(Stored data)
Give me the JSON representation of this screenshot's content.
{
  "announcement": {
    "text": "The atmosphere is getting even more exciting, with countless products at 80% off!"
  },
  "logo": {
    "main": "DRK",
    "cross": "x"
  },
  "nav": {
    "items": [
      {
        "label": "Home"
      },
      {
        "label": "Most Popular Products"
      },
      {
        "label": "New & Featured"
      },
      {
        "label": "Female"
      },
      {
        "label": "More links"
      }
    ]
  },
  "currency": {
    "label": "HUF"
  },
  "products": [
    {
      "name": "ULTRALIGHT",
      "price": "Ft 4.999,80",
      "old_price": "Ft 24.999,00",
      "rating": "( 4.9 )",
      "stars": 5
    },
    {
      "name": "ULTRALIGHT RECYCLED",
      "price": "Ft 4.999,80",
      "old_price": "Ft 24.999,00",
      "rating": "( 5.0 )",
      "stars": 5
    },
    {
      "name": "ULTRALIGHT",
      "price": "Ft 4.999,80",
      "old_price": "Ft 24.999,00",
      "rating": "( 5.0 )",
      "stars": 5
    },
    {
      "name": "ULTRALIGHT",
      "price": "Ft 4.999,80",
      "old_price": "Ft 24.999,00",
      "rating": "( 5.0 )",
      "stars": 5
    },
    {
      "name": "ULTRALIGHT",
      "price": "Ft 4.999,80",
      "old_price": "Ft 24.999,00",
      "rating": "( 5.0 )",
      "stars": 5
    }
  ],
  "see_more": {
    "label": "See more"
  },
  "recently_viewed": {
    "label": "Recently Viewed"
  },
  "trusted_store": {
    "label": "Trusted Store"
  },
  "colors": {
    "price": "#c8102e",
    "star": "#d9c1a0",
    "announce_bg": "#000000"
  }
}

# The task:
Please output every record, keeping each line exact.

# Response to the task:
Give me the JSON representation of this screenshot's content.
{
  "announcement": {
    "text": "The atmosphere is getting even more exciting, with countless products at 80% off!"
  },
  "logo": {
    "main": "DRK",
    "cross": "x"
  },
  "nav": {
    "items": [
      {
        "label": "Home"
      },
      {
        "label": "Most Popular Products"
      },
      {
        "label": "New & Featured"
      },
      {
        "label": "Female"
      },
      {
        "label": "More links"
      }
    ]
  },
  "currency": {
    "label": "HUF"
  },
  "products": [
    {
      "name": "ULTRALIGHT",
      "price": "Ft 4.999,80",
      "old_price": "Ft 24.999,00",
      "rating": "( 4.9 )",
      "stars": 5
    },
    {
      "name": "ULTRALIGHT RECYCLED",
      "price": "Ft 4.999,80",
      "old_price": "Ft 24.999,00",
      "rating": "( 5.0 )",
      "stars": 5
    },
    {
      "name": "ULTRALIGHT",
      "price": "Ft 4.999,80",
      "old_price": "Ft 24.999,00",
      "rating": "( 5.0 )",
      "stars": 5
    },
    {
      "name": "ULTRALIGHT",
      "price": "Ft 4.999,80",
      "old_price": "Ft 24.999,00",
      "rating": "( 5.0 )",
      "stars": 5
    },
    {
      "name": "ULTRALIGHT",
      "price": "Ft 4.999,80",
      "old_price": "Ft 24.999,00",
      "rating": "( 5.0 )",
      "stars": 5
    }
  ],
  "see_more": {
    "label": "See more"
  },
  "recently_viewed": {
    "label": "Recently Viewed"
  },
  "trusted_store": {
    "label": "Trusted Store"
  },
  "colors": {
    "price": "#c8102e",
    "star": "#d9c1a0",
    "announce_bg": "#000000"
  }
}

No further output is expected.